## Start
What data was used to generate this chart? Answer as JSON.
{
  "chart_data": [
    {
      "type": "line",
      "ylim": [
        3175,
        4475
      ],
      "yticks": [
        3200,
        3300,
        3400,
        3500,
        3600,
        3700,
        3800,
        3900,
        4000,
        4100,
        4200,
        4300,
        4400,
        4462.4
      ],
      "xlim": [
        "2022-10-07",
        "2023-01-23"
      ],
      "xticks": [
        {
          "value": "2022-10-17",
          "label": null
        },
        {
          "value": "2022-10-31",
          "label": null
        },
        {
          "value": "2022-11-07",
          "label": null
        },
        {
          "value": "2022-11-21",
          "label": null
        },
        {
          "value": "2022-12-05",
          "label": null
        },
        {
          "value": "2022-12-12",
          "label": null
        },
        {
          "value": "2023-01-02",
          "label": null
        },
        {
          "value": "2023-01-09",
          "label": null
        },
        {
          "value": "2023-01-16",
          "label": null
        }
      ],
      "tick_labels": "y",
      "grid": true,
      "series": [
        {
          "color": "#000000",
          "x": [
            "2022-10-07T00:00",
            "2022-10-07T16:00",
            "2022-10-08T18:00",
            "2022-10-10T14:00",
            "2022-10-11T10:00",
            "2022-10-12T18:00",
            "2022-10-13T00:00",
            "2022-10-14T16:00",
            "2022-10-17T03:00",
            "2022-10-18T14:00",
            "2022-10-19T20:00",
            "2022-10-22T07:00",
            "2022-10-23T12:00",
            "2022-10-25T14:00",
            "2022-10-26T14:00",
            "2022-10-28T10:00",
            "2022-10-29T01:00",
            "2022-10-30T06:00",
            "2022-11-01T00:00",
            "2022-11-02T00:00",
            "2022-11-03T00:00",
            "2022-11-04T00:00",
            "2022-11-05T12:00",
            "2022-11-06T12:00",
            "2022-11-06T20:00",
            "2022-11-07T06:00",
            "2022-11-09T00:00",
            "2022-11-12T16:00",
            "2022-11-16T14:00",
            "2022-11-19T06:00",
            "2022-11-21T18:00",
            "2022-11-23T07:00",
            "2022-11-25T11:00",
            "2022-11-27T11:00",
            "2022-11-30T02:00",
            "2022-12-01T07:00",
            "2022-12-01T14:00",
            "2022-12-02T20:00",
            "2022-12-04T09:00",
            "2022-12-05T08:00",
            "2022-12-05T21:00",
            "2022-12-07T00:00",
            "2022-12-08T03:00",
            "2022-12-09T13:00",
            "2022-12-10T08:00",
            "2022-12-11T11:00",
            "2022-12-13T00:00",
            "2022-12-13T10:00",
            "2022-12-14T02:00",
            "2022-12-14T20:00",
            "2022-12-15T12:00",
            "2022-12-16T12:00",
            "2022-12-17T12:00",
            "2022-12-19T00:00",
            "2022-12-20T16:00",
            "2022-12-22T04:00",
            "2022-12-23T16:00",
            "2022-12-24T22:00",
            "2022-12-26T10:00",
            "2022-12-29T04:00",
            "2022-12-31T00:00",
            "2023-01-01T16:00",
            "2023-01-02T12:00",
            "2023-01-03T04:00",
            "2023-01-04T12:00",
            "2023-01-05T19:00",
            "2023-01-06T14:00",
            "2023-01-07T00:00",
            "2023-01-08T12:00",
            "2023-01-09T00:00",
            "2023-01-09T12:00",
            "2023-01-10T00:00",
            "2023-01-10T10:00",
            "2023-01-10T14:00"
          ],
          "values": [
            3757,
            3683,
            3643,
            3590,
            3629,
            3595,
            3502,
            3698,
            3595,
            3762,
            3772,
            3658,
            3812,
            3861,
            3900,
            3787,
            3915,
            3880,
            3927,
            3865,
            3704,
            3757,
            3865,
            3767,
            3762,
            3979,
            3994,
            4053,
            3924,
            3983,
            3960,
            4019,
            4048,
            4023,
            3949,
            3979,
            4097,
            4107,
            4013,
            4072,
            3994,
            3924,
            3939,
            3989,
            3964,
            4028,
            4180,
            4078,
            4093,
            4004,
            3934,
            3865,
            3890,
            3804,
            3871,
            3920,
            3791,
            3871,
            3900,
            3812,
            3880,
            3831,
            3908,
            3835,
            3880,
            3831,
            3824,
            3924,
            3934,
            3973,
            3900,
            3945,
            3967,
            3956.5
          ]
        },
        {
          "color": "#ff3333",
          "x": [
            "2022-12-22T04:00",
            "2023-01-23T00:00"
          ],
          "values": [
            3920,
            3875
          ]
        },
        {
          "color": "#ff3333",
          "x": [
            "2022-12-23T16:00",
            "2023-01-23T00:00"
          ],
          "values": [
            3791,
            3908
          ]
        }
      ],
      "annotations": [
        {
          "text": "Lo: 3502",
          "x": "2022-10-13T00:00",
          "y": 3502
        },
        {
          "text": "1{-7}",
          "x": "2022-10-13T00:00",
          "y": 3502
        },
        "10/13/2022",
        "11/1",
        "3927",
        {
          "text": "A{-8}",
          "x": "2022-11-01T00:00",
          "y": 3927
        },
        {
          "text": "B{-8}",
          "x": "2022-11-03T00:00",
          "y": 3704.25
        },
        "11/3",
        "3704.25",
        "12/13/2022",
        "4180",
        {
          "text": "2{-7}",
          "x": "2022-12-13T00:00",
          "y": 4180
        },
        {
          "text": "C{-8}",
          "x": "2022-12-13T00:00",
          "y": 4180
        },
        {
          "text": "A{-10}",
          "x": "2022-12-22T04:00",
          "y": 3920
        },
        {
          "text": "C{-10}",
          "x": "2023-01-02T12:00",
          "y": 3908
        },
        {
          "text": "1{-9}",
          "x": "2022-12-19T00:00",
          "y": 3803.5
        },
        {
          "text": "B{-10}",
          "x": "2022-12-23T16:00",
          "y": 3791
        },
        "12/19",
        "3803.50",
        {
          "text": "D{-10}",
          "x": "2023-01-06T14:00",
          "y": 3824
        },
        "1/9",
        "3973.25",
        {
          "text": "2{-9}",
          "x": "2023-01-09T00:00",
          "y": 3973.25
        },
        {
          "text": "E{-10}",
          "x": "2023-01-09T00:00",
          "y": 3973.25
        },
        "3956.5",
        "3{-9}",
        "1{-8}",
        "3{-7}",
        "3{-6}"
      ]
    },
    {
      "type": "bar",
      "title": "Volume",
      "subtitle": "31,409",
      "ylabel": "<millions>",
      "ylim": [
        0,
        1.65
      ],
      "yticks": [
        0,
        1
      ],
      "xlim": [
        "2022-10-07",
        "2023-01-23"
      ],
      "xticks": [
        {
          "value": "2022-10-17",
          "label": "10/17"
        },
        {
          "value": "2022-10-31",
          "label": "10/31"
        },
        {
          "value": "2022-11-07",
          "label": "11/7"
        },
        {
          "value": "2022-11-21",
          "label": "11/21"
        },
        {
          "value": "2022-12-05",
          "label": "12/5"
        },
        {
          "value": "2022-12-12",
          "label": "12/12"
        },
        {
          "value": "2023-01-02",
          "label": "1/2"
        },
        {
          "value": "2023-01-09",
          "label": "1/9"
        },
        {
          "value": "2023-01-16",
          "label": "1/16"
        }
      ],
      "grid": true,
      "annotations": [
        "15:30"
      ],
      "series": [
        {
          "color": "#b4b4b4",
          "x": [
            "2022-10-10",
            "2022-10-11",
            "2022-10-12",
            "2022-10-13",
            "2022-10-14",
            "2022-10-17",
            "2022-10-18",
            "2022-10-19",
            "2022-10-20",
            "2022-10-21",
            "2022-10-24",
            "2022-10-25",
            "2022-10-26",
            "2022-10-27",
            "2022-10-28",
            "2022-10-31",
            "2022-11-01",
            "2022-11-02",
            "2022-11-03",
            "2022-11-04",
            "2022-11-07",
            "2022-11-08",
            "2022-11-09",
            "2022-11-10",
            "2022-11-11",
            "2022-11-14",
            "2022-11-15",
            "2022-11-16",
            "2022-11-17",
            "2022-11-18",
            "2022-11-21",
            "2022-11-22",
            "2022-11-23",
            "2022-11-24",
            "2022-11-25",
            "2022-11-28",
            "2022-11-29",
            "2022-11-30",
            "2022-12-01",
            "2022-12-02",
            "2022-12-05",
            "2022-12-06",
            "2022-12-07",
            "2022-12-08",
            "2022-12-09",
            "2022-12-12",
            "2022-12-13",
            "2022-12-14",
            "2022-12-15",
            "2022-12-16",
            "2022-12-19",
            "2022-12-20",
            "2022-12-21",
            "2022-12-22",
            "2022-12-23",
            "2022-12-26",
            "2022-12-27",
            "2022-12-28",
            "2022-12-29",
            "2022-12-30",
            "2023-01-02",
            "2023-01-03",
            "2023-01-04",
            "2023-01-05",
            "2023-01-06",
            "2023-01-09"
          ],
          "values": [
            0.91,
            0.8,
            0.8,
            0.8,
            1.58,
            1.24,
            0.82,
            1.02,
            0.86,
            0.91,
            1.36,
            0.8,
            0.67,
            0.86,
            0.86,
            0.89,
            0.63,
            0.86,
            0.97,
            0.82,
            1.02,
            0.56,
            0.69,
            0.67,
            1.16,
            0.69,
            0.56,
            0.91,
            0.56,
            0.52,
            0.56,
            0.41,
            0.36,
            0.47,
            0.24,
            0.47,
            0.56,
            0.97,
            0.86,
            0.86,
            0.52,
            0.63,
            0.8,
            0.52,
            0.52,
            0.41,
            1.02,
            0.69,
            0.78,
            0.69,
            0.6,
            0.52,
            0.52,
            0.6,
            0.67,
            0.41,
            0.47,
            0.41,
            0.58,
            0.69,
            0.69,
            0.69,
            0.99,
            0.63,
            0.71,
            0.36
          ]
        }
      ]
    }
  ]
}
## End
### [TASK BRIEF]
Track down all lines above with the string "color" and copy them.

### [FULL OUTPUT]
          "color": "#000000",
          "color": "#ff3333",
          "color": "#ff3333",
          "color": "#b4b4b4",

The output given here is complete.